What follows is a block of records; reproduce all of it verbatim.

Records from a data source
○ ○ ○ ○ ○ ○ ○

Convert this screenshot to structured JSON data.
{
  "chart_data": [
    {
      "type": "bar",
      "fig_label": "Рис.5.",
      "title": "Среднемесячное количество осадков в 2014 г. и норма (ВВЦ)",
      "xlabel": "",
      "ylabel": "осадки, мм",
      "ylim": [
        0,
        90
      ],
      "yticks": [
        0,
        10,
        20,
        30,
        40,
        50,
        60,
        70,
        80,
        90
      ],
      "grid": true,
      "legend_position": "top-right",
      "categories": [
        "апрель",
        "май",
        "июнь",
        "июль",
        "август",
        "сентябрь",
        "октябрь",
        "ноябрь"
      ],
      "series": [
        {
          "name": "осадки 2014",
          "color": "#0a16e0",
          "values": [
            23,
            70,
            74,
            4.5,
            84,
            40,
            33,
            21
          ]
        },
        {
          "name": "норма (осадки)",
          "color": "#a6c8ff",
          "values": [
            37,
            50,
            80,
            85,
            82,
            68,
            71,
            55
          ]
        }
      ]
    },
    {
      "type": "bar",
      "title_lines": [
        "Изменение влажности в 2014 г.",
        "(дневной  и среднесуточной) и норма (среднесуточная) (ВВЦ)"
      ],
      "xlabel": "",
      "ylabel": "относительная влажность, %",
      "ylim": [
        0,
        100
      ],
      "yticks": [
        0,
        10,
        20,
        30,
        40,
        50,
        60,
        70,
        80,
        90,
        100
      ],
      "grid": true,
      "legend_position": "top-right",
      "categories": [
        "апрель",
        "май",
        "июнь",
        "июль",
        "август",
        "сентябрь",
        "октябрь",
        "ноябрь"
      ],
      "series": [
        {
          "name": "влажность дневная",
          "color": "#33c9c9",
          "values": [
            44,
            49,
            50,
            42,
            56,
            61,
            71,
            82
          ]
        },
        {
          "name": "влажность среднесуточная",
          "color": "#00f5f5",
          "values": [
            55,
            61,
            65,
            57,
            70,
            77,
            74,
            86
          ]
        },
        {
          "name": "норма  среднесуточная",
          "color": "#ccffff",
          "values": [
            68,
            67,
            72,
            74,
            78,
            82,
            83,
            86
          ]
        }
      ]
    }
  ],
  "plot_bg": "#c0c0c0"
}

○ ○ ○ ○ ○ ○ ○

▶ OUTPUT OF THE TASK
Convert this screenshot to structured JSON data.
{
  "chart_data": [
    {
      "type": "bar",
      "fig_label": "Рис.5.",
      "title": "Среднемесячное количество осадков в 2014 г. и норма (ВВЦ)",
      "xlabel": "",
      "ylabel": "осадки, мм",
      "ylim": [
        0,
        90
      ],
      "yticks": [
        0,
        10,
        20,
        30,
        40,
        50,
        60,
        70,
        80,
        90
      ],
      "grid": true,
      "legend_position": "top-right",
      "categories": [
        "апрель",
        "май",
        "июнь",
        "июль",
        "август",
        "сентябрь",
        "октябрь",
        "ноябрь"
      ],
      "series": [
        {
          "name": "осадки 2014",
          "color": "#0a16e0",
          "values": [
            23,
            70,
            74,
            4.5,
            84,
            40,
            33,
            21
          ]
        },
        {
          "name": "норма (осадки)",
          "color": "#a6c8ff",
          "values": [
            37,
            50,
            80,
            85,
            82,
            68,
            71,
            55
          ]
        }
      ]
    },
    {
      "type": "bar",
      "title_lines": [
        "Изменение влажности в 2014 г.",
        "(дневной  и среднесуточной) и норма (среднесуточная) (ВВЦ)"
      ],
      "xlabel": "",
      "ylabel": "относительная влажность, %",
      "ylim": [
        0,
        100
      ],
      "yticks": [
        0,
        10,
        20,
        30,
        40,
        50,
        60,
        70,
        80,
        90,
        100
      ],
      "grid": true,
      "legend_position": "top-right",
      "categories": [
        "апрель",
        "май",
        "июнь",
        "июль",
        "август",
        "сентябрь",
        "октябрь",
        "ноябрь"
      ],
      "series": [
        {
          "name": "влажность дневная",
          "color": "#33c9c9",
          "values": [
            44,
            49,
            50,
            42,
            56,
            61,
            71,
            82
          ]
        },
        {
          "name": "влажность среднесуточная",
          "color": "#00f5f5",
          "values": [
            55,
            61,
            65,
            57,
            70,
            77,
            74,
            86
          ]
        },
        {
          "name": "норма  среднесуточная",
          "color": "#ccffff",
          "values": [
            68,
            67,
            72,
            74,
            78,
            82,
            83,
            86
          ]
        }
      ]
    }
  ],
  "plot_bg": "#c0c0c0"
}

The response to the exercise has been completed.